• **What is required**
In the listing below, pick out lines with "this".

****************************************

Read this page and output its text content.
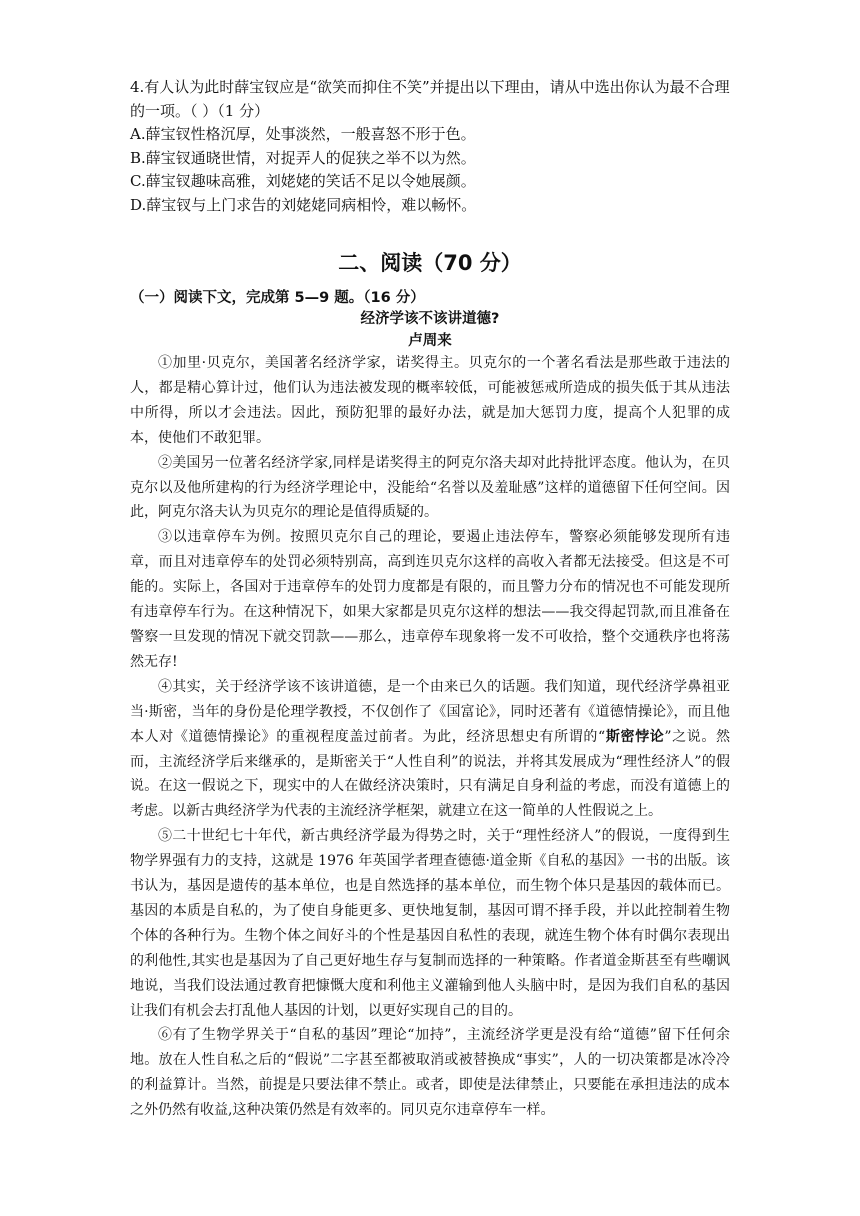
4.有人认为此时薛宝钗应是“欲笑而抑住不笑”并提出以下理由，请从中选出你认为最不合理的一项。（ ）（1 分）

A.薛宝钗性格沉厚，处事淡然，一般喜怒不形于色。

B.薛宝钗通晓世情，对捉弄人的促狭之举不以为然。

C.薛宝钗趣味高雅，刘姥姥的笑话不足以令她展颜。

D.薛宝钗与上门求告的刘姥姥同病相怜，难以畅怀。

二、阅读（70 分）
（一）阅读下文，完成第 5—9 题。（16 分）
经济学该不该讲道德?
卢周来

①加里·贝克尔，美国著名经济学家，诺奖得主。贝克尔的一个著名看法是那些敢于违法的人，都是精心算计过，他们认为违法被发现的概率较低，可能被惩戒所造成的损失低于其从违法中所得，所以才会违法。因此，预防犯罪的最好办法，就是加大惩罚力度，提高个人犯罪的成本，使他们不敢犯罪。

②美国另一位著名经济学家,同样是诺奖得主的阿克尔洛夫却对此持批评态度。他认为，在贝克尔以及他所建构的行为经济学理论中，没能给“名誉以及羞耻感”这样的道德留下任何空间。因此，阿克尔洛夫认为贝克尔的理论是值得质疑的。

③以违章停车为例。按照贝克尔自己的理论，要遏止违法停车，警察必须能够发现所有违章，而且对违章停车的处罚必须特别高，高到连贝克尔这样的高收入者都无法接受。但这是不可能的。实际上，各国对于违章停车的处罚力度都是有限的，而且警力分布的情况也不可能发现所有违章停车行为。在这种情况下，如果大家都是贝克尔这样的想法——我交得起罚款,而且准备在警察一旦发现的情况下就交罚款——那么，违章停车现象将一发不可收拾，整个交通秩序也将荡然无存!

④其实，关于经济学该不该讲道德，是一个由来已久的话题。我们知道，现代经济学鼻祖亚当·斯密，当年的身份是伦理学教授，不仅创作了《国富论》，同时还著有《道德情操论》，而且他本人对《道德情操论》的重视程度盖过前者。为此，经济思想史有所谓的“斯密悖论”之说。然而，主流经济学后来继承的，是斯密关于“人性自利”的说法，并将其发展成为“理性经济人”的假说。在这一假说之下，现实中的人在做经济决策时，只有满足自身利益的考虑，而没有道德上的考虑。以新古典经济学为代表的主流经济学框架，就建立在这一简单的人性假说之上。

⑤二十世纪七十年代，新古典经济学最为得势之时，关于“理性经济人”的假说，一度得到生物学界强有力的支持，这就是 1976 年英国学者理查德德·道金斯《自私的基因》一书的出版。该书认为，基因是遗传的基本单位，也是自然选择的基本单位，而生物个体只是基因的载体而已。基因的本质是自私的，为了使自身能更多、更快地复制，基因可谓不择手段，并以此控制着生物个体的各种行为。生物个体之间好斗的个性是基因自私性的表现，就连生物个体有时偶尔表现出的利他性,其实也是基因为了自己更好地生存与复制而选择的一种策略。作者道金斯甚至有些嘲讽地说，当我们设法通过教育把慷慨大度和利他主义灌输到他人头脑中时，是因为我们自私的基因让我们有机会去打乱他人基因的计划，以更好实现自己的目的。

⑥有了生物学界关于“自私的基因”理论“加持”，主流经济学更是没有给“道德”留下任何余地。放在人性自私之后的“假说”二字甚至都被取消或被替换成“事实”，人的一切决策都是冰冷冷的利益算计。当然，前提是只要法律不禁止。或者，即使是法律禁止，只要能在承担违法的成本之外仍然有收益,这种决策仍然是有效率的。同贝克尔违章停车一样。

****************************************

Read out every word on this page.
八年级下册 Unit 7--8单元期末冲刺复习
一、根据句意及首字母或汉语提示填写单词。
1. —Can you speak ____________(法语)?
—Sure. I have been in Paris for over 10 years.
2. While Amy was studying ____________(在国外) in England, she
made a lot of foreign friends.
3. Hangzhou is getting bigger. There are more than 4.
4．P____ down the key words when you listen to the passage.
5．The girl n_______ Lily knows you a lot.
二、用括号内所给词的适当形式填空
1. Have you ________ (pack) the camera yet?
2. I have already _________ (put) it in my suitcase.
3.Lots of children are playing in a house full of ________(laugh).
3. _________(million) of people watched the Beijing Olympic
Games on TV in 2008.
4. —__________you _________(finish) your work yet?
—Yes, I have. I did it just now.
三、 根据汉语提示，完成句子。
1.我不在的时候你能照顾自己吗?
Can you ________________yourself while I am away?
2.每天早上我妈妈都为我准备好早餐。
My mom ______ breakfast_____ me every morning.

****************************************

• **Task response**
Read this page and output its text content.
Read out every word on this page.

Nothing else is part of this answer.